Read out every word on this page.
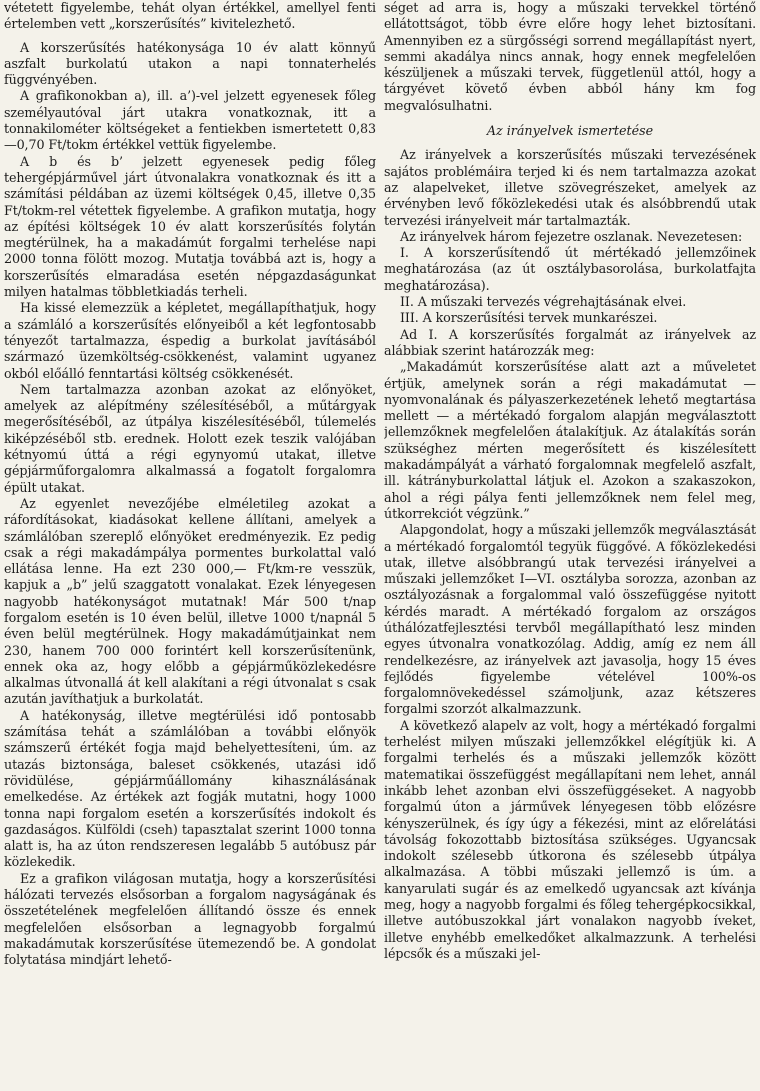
vétetett figyelembe, tehát olyan értékkel, amellyel fenti értelemben vett „korszerűsítés” kivitelezhető.

A korszerűsítés hatékonysága 10 év alatt könnyű aszfalt burkolatú utakon a napi tonnaterhelés függvényében.

A grafikonokban a), ill. a’)-vel jelzett egyenesek főleg személyautóval járt utakra vonatkoznak, itt a tonnakilométer költségeket a fentiekben ismertetett 0,83—0,70 Ft/tokm értékkel vettük figyelembe.

A b és b’ jelzett egyenesek pedig főleg tehergépjárművel járt útvonalakra vonatkoznak és itt a számítási példában az üzemi költségek 0,45, illetve 0,35 Ft/tokm-rel vétettek figyelembe. A grafikon mutatja, hogy az építési költségek 10 év alatt korszerűsítés folytán megtérülnek, ha a makadámút forgalmi terhelése napi 2000 tonna fölött mozog. Mutatja továbbá azt is, hogy a korszerűsítés elmaradása esetén népgazdaságunkat milyen hatalmas többletkiadás terheli.

Ha kissé elemezzük a képletet, megállapíthatjuk, hogy a számláló a korszerűsítés előnyeiből a két legfontosabb tényezőt tartalmazza, éspedig a burkolat javításából származó üzemköltség-csökkenést, valamint ugyanez okból előálló fenntartási költség csökkenését.

Nem tartalmazza azonban azokat az előnyöket, amelyek az alépítmény szélesítéséből, a műtárgyak megerősítéséből, az útpálya kiszélesítéséből, túlemelés kiképzéséből stb. erednek. Holott ezek teszik valójában kétnyomú úttá a régi egynyomú utakat, illetve gépjárműforgalomra alkalmassá a fogatolt forgalomra épült utakat.

Az egyenlet nevezőjébe elméletileg azokat a ráfordításokat, kiadásokat kellene állítani, amelyek a számlálóban szereplő előnyöket eredményezik. Ez pedig csak a régi makadámpálya pormentes burkolattal való ellátása lenne. Ha ezt 230 000,— Ft/km-re vesszük, kapjuk a „b” jelű szaggatott vonalakat. Ezek lényegesen nagyobb hatékonyságot mutatnak! Már 500 t/nap forgalom esetén is 10 éven belül, illetve 1000 t/napnál 5 éven belül megtérülnek. Hogy makadámútjainkat nem 230, hanem 700 000 forintért kell korszerűsítenünk, ennek oka az, hogy előbb a gépjárműközlekedésre alkalmas útvonallá át kell alakítani a régi útvonalat s csak azután javíthatjuk a burkolatát.

A hatékonyság, illetve megtérülési idő pontosabb számítása tehát a számlálóban a további előnyök számszerű értékét fogja majd behelyettesíteni, úm. az utazás biztonsága, baleset csökkenés, utazási idő rövidülése, gépjárműállomány kihasználásának emelkedése. Az értékek azt fogják mutatni, hogy 1000 tonna napi forgalom esetén a korszerűsítés indokolt és gazdaságos. Külföldi (cseh) tapasztalat szerint 1000 tonna alatt is, ha az úton rendszeresen legalább 5 autóbusz pár közlekedik.

Ez a grafikon világosan mutatja, hogy a korszerűsítési hálózati tervezés elsősorban a forgalom nagyságának és összetételének megfelelően állítandó össze és ennek megfelelően elsősorban a legnagyobb forgalmú makadámutak korszerűsítése ütemezendő be. A gondolat folytatása mindjárt lehető-

séget ad arra is, hogy a műszaki tervekkel történő ellátottságot, több évre előre hogy lehet biztosítani. Amennyiben ez a sürgősségi sorrend megállapítást nyert, semmi akadálya nincs annak, hogy ennek megfelelően készüljenek a műszaki tervek, függetlenül attól, hogy a tárgyévet követő évben abból hány km fog megvalósulhatni.

Az irányelvek ismertetése

Az irányelvek a korszerűsítés műszaki tervezésének sajátos problémáira terjed ki és nem tartalmazza azokat az alapelveket, illetve szövegrészeket, amelyek az érvényben levő főközlekedési utak és alsóbbrendű utak tervezési irányelveit már tartalmazták.

Az irányelvek három fejezetre oszlanak. Nevezetesen:

I. A korszerűsítendő út mértékadó jellemzőinek meghatározása (az út osztálybasorolása, burkolatfajta meghatározása).

II. A műszaki tervezés végrehajtásának elvei.

III. A korszerűsítési tervek munkarészei.

Ad I. A korszerűsítés forgalmát az irányelvek az alábbiak szerint határozzák meg:

„Makadámút korszerűsítése alatt azt a műveletet értjük, amelynek során a régi makadámutat — nyomvonalának és pályaszerkezetének lehető megtartása mellett — a mértékadó forgalom alapján megválasztott jellemzőknek megfelelően átalakítjuk. Az átalakítás során szükséghez mérten megerősített és kiszélesített makadámpályát a várható forgalomnak megfelelő aszfalt, ill. kátrányburkolattal látjuk el. Azokon a szakaszokon, ahol a régi pálya fenti jellemzőknek nem felel meg, útkorrekciót végzünk.”

Alapgondolat, hogy a műszaki jellemzők megválasztását a mértékadó forgalomtól tegyük függővé. A főközlekedési utak, illetve alsóbbrangú utak tervezési irányelvei a műszaki jellemzőket I—VI. osztályba sorozza, azonban az osztályozásnak a forgalommal való összefüggése nyitott kérdés maradt. A mértékadó forgalom az országos úthálózatfejlesztési tervből megállapítható lesz minden egyes útvonalra vonatkozólag. Addig, amíg ez nem áll rendelkezésre, az irányelvek azt javasolja, hogy 15 éves fejlődés figyelembe vételével 100%-os forgalomnövekedéssel számoljunk, azaz kétszeres forgalmi szorzót alkalmazzunk.

A következő alapelv az volt, hogy a mértékadó forgalmi terhelést milyen műszaki jellemzőkkel elégítjük ki. A forgalmi terhelés és a műszaki jellemzők között matematikai összefüggést megállapítani nem lehet, annál inkább lehet azonban elvi összefüggéseket. A nagyobb forgalmú úton a járművek lényegesen több előzésre kényszerülnek, és így úgy a fékezési, mint az előrelátási távolság fokozottabb biztosítása szükséges. Ugyancsak indokolt szélesebb útkorona és szélesebb útpálya alkalmazása. A többi műszaki jellemző is úm. a kanyarulati sugár és az emelkedő ugyancsak azt kívánja meg, hogy a nagyobb forgalmi és főleg tehergépkocsikkal, illetve autóbuszokkal járt vonalakon nagyobb íveket, illetve enyhébb emelkedőket alkalmazzunk. A terhelési lépcsők és a műszaki jel-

******

▶ _EXERCISE DESCRIPTION_
Reproduce all of the data exactly, omitting each picture it holds.

▶ _TASK SOLUTION_
Read out every word on this page.
vétetett figyelembe, tehát olyan értékkel, amellyel fenti értelemben vett „korszerűsítés” kivitelezhető.

A korszerűsítés hatékonysága 10 év alatt könnyű aszfalt burkolatú utakon a napi tonnaterhelés függvényében.

A grafikonokban a), ill. a’)-vel jelzett egyenesek főleg személyautóval járt utakra vonatkoznak, itt a tonnakilométer költségeket a fentiekben ismertetett 0,83—0,70 Ft/tokm értékkel vettük figyelembe.

A b és b’ jelzett egyenesek pedig főleg tehergépjárművel járt útvonalakra vonatkoznak és itt a számítási példában az üzemi költségek 0,45, illetve 0,35 Ft/tokm-rel vétettek figyelembe. A grafikon mutatja, hogy az építési költségek 10 év alatt korszerűsítés folytán megtérülnek, ha a makadámút forgalmi terhelése napi 2000 tonna fölött mozog. Mutatja továbbá azt is, hogy a korszerűsítés elmaradása esetén népgazdaságunkat milyen hatalmas többletkiadás terheli.

Ha kissé elemezzük a képletet, megállapíthatjuk, hogy a számláló a korszerűsítés előnyeiből a két legfontosabb tényezőt tartalmazza, éspedig a burkolat javításából származó üzemköltség-csökkenést, valamint ugyanez okból előálló fenntartási költség csökkenését.

Nem tartalmazza azonban azokat az előnyöket, amelyek az alépítmény szélesítéséből, a műtárgyak megerősítéséből, az útpálya kiszélesítéséből, túlemelés kiképzéséből stb. erednek. Holott ezek teszik valójában kétnyomú úttá a régi egynyomú utakat, illetve gépjárműforgalomra alkalmassá a fogatolt forgalomra épült utakat.

Az egyenlet nevezőjébe elméletileg azokat a ráfordításokat, kiadásokat kellene állítani, amelyek a számlálóban szereplő előnyöket eredményezik. Ez pedig csak a régi makadámpálya pormentes burkolattal való ellátása lenne. Ha ezt 230 000,— Ft/km-re vesszük, kapjuk a „b” jelű szaggatott vonalakat. Ezek lényegesen nagyobb hatékonyságot mutatnak! Már 500 t/nap forgalom esetén is 10 éven belül, illetve 1000 t/napnál 5 éven belül megtérülnek. Hogy makadámútjainkat nem 230, hanem 700 000 forintért kell korszerűsítenünk, ennek oka az, hogy előbb a gépjárműközlekedésre alkalmas útvonallá át kell alakítani a régi útvonalat s csak azután javíthatjuk a burkolatát.

A hatékonyság, illetve megtérülési idő pontosabb számítása tehát a számlálóban a további előnyök számszerű értékét fogja majd behelyettesíteni, úm. az utazás biztonsága, baleset csökkenés, utazási idő rövidülése, gépjárműállomány kihasználásának emelkedése. Az értékek azt fogják mutatni, hogy 1000 tonna napi forgalom esetén a korszerűsítés indokolt és gazdaságos. Külföldi (cseh) tapasztalat szerint 1000 tonna alatt is, ha az úton rendszeresen legalább 5 autóbusz pár közlekedik.

Ez a grafikon világosan mutatja, hogy a korszerűsítési hálózati tervezés elsősorban a forgalom nagyságának és összetételének megfelelően állítandó össze és ennek megfelelően elsősorban a legnagyobb forgalmú makadámutak korszerűsítése ütemezendő be. A gondolat folytatása mindjárt lehető-

séget ad arra is, hogy a műszaki tervekkel történő ellátottságot, több évre előre hogy lehet biztosítani. Amennyiben ez a sürgősségi sorrend megállapítást nyert, semmi akadálya nincs annak, hogy ennek megfelelően készüljenek a műszaki tervek, függetlenül attól, hogy a tárgyévet követő évben abból hány km fog megvalósulhatni.

Az irányelvek ismertetése

Az irányelvek a korszerűsítés műszaki tervezésének sajátos problémáira terjed ki és nem tartalmazza azokat az alapelveket, illetve szövegrészeket, amelyek az érvényben levő főközlekedési utak és alsóbbrendű utak tervezési irányelveit már tartalmazták.

Az irányelvek három fejezetre oszlanak. Nevezetesen:

I. A korszerűsítendő út mértékadó jellemzőinek meghatározása (az út osztálybasorolása, burkolatfajta meghatározása).

II. A műszaki tervezés végrehajtásának elvei.

III. A korszerűsítési tervek munkarészei.

Ad I. A korszerűsítés forgalmát az irányelvek az alábbiak szerint határozzák meg:

„Makadámút korszerűsítése alatt azt a műveletet értjük, amelynek során a régi makadámutat — nyomvonalának és pályaszerkezetének lehető megtartása mellett — a mértékadó forgalom alapján megválasztott jellemzőknek megfelelően átalakítjuk. Az átalakítás során szükséghez mérten megerősített és kiszélesített makadámpályát a várható forgalomnak megfelelő aszfalt, ill. kátrányburkolattal látjuk el. Azokon a szakaszokon, ahol a régi pálya fenti jellemzőknek nem felel meg, útkorrekciót végzünk.”

Alapgondolat, hogy a műszaki jellemzők megválasztását a mértékadó forgalomtól tegyük függővé. A főközlekedési utak, illetve alsóbbrangú utak tervezési irányelvei a műszaki jellemzőket I—VI. osztályba sorozza, azonban az osztályozásnak a forgalommal való összefüggése nyitott kérdés maradt. A mértékadó forgalom az országos úthálózatfejlesztési tervből megállapítható lesz minden egyes útvonalra vonatkozólag. Addig, amíg ez nem áll rendelkezésre, az irányelvek azt javasolja, hogy 15 éves fejlődés figyelembe vételével 100%-os forgalomnövekedéssel számoljunk, azaz kétszeres forgalmi szorzót alkalmazzunk.

A következő alapelv az volt, hogy a mértékadó forgalmi terhelést milyen műszaki jellemzőkkel elégítjük ki. A forgalmi terhelés és a műszaki jellemzők között matematikai összefüggést megállapítani nem lehet, annál inkább lehet azonban elvi összefüggéseket. A nagyobb forgalmú úton a járművek lényegesen több előzésre kényszerülnek, és így úgy a fékezési, mint az előrelátási távolság fokozottabb biztosítása szükséges. Ugyancsak indokolt szélesebb útkorona és szélesebb útpálya alkalmazása. A többi műszaki jellemző is úm. a kanyarulati sugár és az emelkedő ugyancsak azt kívánja meg, hogy a nagyobb forgalmi és főleg tehergépkocsikkal, illetve autóbuszokkal járt vonalakon nagyobb íveket, illetve enyhébb emelkedőket alkalmazzunk. A terhelési lépcsők és a műszaki jel-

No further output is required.